►

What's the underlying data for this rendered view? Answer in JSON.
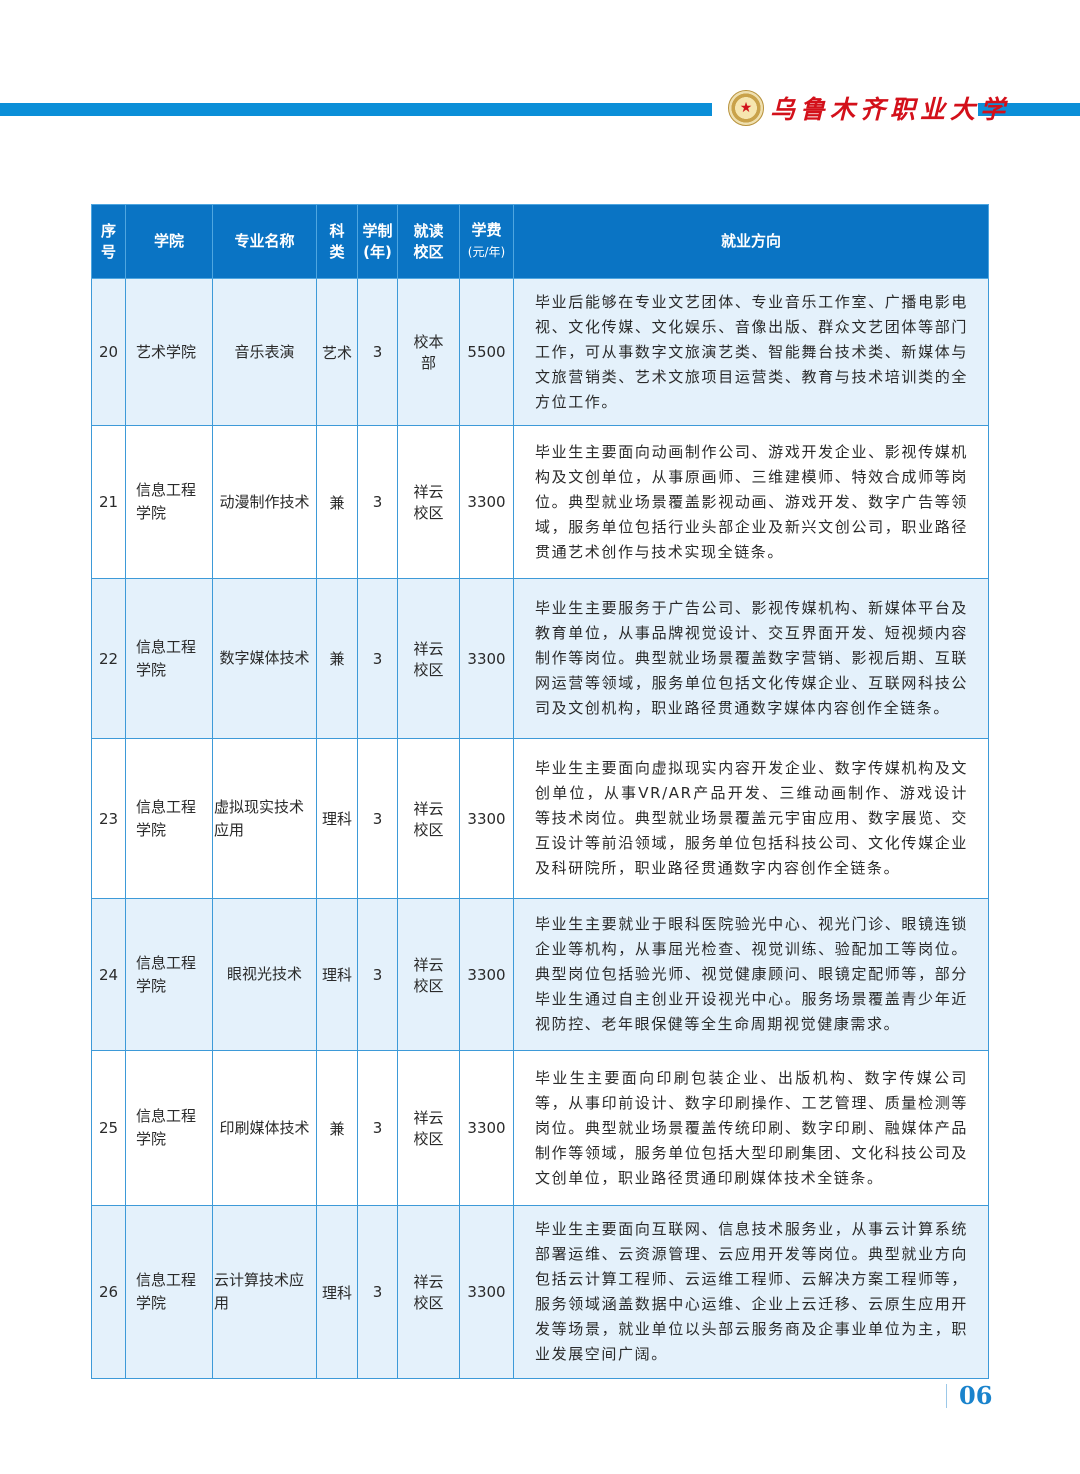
{
  "header": {
    "school_name": "乌鲁木齐职业大学",
    "logo_icon": "school-seal",
    "accent": "#0b8fd8"
  },
  "table": {
    "headers": {
      "seq": "序号",
      "college": "学院",
      "major": "专业名称",
      "category": "科类",
      "years": "学制(年)",
      "campus": "就读校区",
      "fee": "学费",
      "fee_unit": "(元/年)",
      "career": "就业方向"
    },
    "rows": [
      {
        "seq": "20",
        "college": "艺术学院",
        "major": "音乐表演",
        "category": "艺术",
        "years": "3",
        "campus": "校本部",
        "fee": "5500",
        "career": "毕业后能够在专业文艺团体、专业音乐工作室、广播电影电视、文化传媒、文化娱乐、音像出版、群众文艺团体等部门工作，可从事数字文旅演艺类、智能舞台技术类、新媒体与文旅营销类、艺术文旅项目运营类、教育与技术培训类的全方位工作。"
      },
      {
        "seq": "21",
        "college": "信息工程学院",
        "major": "动漫制作技术",
        "category": "兼",
        "years": "3",
        "campus": "祥云校区",
        "fee": "3300",
        "career": "毕业生主要面向动画制作公司、游戏开发企业、影视传媒机构及文创单位，从事原画师、三维建模师、特效合成师等岗位。典型就业场景覆盖影视动画、游戏开发、数字广告等领域，服务单位包括行业头部企业及新兴文创公司，职业路径贯通艺术创作与技术实现全链条。"
      },
      {
        "seq": "22",
        "college": "信息工程学院",
        "major": "数字媒体技术",
        "category": "兼",
        "years": "3",
        "campus": "祥云校区",
        "fee": "3300",
        "career": "毕业生主要服务于广告公司、影视传媒机构、新媒体平台及教育单位，从事品牌视觉设计、交互界面开发、短视频内容制作等岗位。典型就业场景覆盖数字营销、影视后期、互联网运营等领域，服务单位包括文化传媒企业、互联网科技公司及文创机构，职业路径贯通数字媒体内容创作全链条。"
      },
      {
        "seq": "23",
        "college": "信息工程学院",
        "major": "虚拟现实技术应用",
        "category": "理科",
        "years": "3",
        "campus": "祥云校区",
        "fee": "3300",
        "career": "毕业生主要面向虚拟现实内容开发企业、数字传媒机构及文创单位，从事VR/AR产品开发、三维动画制作、游戏设计等技术岗位。典型就业场景覆盖元宇宙应用、数字展览、交互设计等前沿领域，服务单位包括科技公司、文化传媒企业及科研院所，职业路径贯通数字内容创作全链条。"
      },
      {
        "seq": "24",
        "college": "信息工程学院",
        "major": "眼视光技术",
        "category": "理科",
        "years": "3",
        "campus": "祥云校区",
        "fee": "3300",
        "career": "毕业生主要就业于眼科医院验光中心、视光门诊、眼镜连锁企业等机构，从事屈光检查、视觉训练、验配加工等岗位。典型岗位包括验光师、视觉健康顾问、眼镜定配师等，部分毕业生通过自主创业开设视光中心。服务场景覆盖青少年近视防控、老年眼保健等全生命周期视觉健康需求。"
      },
      {
        "seq": "25",
        "college": "信息工程学院",
        "major": "印刷媒体技术",
        "category": "兼",
        "years": "3",
        "campus": "祥云校区",
        "fee": "3300",
        "career": "毕业生主要面向印刷包装企业、出版机构、数字传媒公司等，从事印前设计、数字印刷操作、工艺管理、质量检测等岗位。典型就业场景覆盖传统印刷、数字印刷、融媒体产品制作等领域，服务单位包括大型印刷集团、文化科技公司及文创单位，职业路径贯通印刷媒体技术全链条。"
      },
      {
        "seq": "26",
        "college": "信息工程学院",
        "major": "云计算技术应用",
        "category": "理科",
        "years": "3",
        "campus": "祥云校区",
        "fee": "3300",
        "career": "毕业生主要面向互联网、信息技术服务业，从事云计算系统部署运维、云资源管理、云应用开发等岗位。典型就业方向包括云计算工程师、云运维工程师、云解决方案工程师等，服务领域涵盖数据中心运维、企业上云迁移、云原生应用开发等场景，就业单位以头部云服务商及企事业单位为主，职业发展空间广阔。"
      }
    ]
  },
  "footer": {
    "page_number": "06"
  }
}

◄

=== What you have to do ===
Write out every line above exactly as it is, leaving out the pictures.

=== Result below ===
What's the underlying data for this rendered view? Answer in JSON.
{
  "header": {
    "school_name": "乌鲁木齐职业大学",
    "logo_icon": "school-seal",
    "accent": "#0b8fd8"
  },
  "table": {
    "headers": {
      "seq": "序号",
      "college": "学院",
      "major": "专业名称",
      "category": "科类",
      "years": "学制(年)",
      "campus": "就读校区",
      "fee": "学费",
      "fee_unit": "(元/年)",
      "career": "就业方向"
    },
    "rows": [
      {
        "seq": "20",
        "college": "艺术学院",
        "major": "音乐表演",
        "category": "艺术",
        "years": "3",
        "campus": "校本部",
        "fee": "5500",
        "career": "毕业后能够在专业文艺团体、专业音乐工作室、广播电影电视、文化传媒、文化娱乐、音像出版、群众文艺团体等部门工作，可从事数字文旅演艺类、智能舞台技术类、新媒体与文旅营销类、艺术文旅项目运营类、教育与技术培训类的全方位工作。"
      },
      {
        "seq": "21",
        "college": "信息工程学院",
        "major": "动漫制作技术",
        "category": "兼",
        "years": "3",
        "campus": "祥云校区",
        "fee": "3300",
        "career": "毕业生主要面向动画制作公司、游戏开发企业、影视传媒机构及文创单位，从事原画师、三维建模师、特效合成师等岗位。典型就业场景覆盖影视动画、游戏开发、数字广告等领域，服务单位包括行业头部企业及新兴文创公司，职业路径贯通艺术创作与技术实现全链条。"
      },
      {
        "seq": "22",
        "college": "信息工程学院",
        "major": "数字媒体技术",
        "category": "兼",
        "years": "3",
        "campus": "祥云校区",
        "fee": "3300",
        "career": "毕业生主要服务于广告公司、影视传媒机构、新媒体平台及教育单位，从事品牌视觉设计、交互界面开发、短视频内容制作等岗位。典型就业场景覆盖数字营销、影视后期、互联网运营等领域，服务单位包括文化传媒企业、互联网科技公司及文创机构，职业路径贯通数字媒体内容创作全链条。"
      },
      {
        "seq": "23",
        "college": "信息工程学院",
        "major": "虚拟现实技术应用",
        "category": "理科",
        "years": "3",
        "campus": "祥云校区",
        "fee": "3300",
        "career": "毕业生主要面向虚拟现实内容开发企业、数字传媒机构及文创单位，从事VR/AR产品开发、三维动画制作、游戏设计等技术岗位。典型就业场景覆盖元宇宙应用、数字展览、交互设计等前沿领域，服务单位包括科技公司、文化传媒企业及科研院所，职业路径贯通数字内容创作全链条。"
      },
      {
        "seq": "24",
        "college": "信息工程学院",
        "major": "眼视光技术",
        "category": "理科",
        "years": "3",
        "campus": "祥云校区",
        "fee": "3300",
        "career": "毕业生主要就业于眼科医院验光中心、视光门诊、眼镜连锁企业等机构，从事屈光检查、视觉训练、验配加工等岗位。典型岗位包括验光师、视觉健康顾问、眼镜定配师等，部分毕业生通过自主创业开设视光中心。服务场景覆盖青少年近视防控、老年眼保健等全生命周期视觉健康需求。"
      },
      {
        "seq": "25",
        "college": "信息工程学院",
        "major": "印刷媒体技术",
        "category": "兼",
        "years": "3",
        "campus": "祥云校区",
        "fee": "3300",
        "career": "毕业生主要面向印刷包装企业、出版机构、数字传媒公司等，从事印前设计、数字印刷操作、工艺管理、质量检测等岗位。典型就业场景覆盖传统印刷、数字印刷、融媒体产品制作等领域，服务单位包括大型印刷集团、文化科技公司及文创单位，职业路径贯通印刷媒体技术全链条。"
      },
      {
        "seq": "26",
        "college": "信息工程学院",
        "major": "云计算技术应用",
        "category": "理科",
        "years": "3",
        "campus": "祥云校区",
        "fee": "3300",
        "career": "毕业生主要面向互联网、信息技术服务业，从事云计算系统部署运维、云资源管理、云应用开发等岗位。典型就业方向包括云计算工程师、云运维工程师、云解决方案工程师等，服务领域涵盖数据中心运维、企业上云迁移、云原生应用开发等场景，就业单位以头部云服务商及企事业单位为主，职业发展空间广阔。"
      }
    ]
  },
  "footer": {
    "page_number": "06"
  }
}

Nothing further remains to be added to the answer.